#### Given entries ####

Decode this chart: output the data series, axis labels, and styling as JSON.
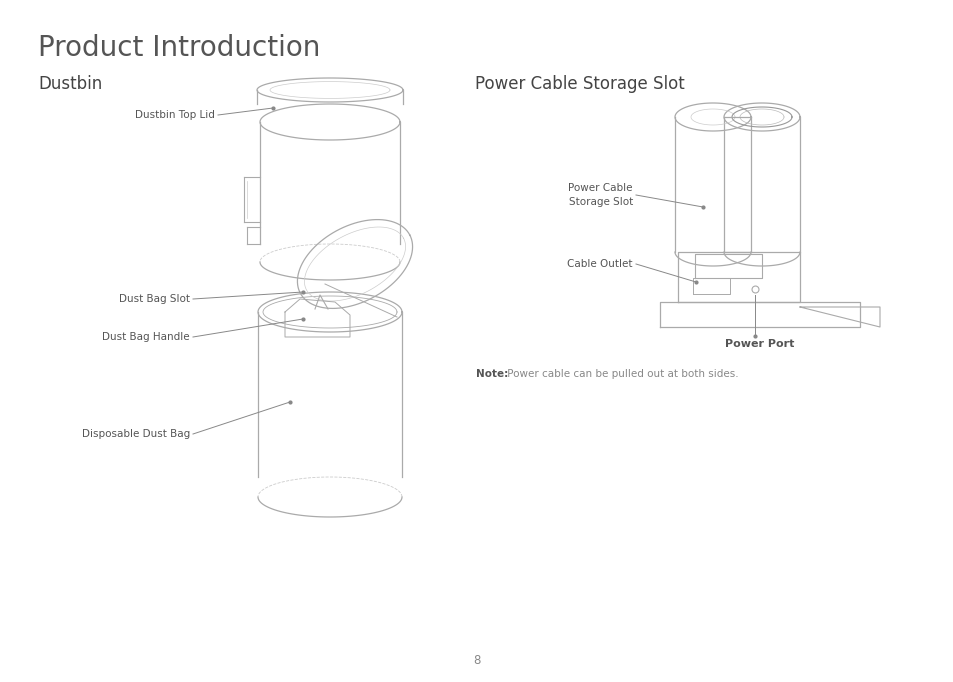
{
  "title": "Product Introduction",
  "title_color": "#555555",
  "title_fontsize": 20,
  "title_fontweight": "normal",
  "bg_color": "#ffffff",
  "section_left": "Dustbin",
  "section_right": "Power Cable Storage Slot",
  "section_color": "#444444",
  "section_fontsize": 12,
  "note_bold": "Note:",
  "note_text": " Power cable can be pulled out at both sides.",
  "note_fontsize": 7.5,
  "page_number": "8",
  "label_fontsize": 7.5,
  "label_color": "#555555",
  "line_color": "#888888",
  "draw_color": "#aaaaaa"
}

####

== What needs to be done ==
Leave out all images, then reproduce the entries above exactly.

== Response to the exercise ==
Decode this chart: output the data series, axis labels, and styling as JSON.
{
  "title": "Product Introduction",
  "title_color": "#555555",
  "title_fontsize": 20,
  "title_fontweight": "normal",
  "bg_color": "#ffffff",
  "section_left": "Dustbin",
  "section_right": "Power Cable Storage Slot",
  "section_color": "#444444",
  "section_fontsize": 12,
  "note_bold": "Note:",
  "note_text": " Power cable can be pulled out at both sides.",
  "note_fontsize": 7.5,
  "page_number": "8",
  "label_fontsize": 7.5,
  "label_color": "#555555",
  "line_color": "#888888",
  "draw_color": "#aaaaaa"
}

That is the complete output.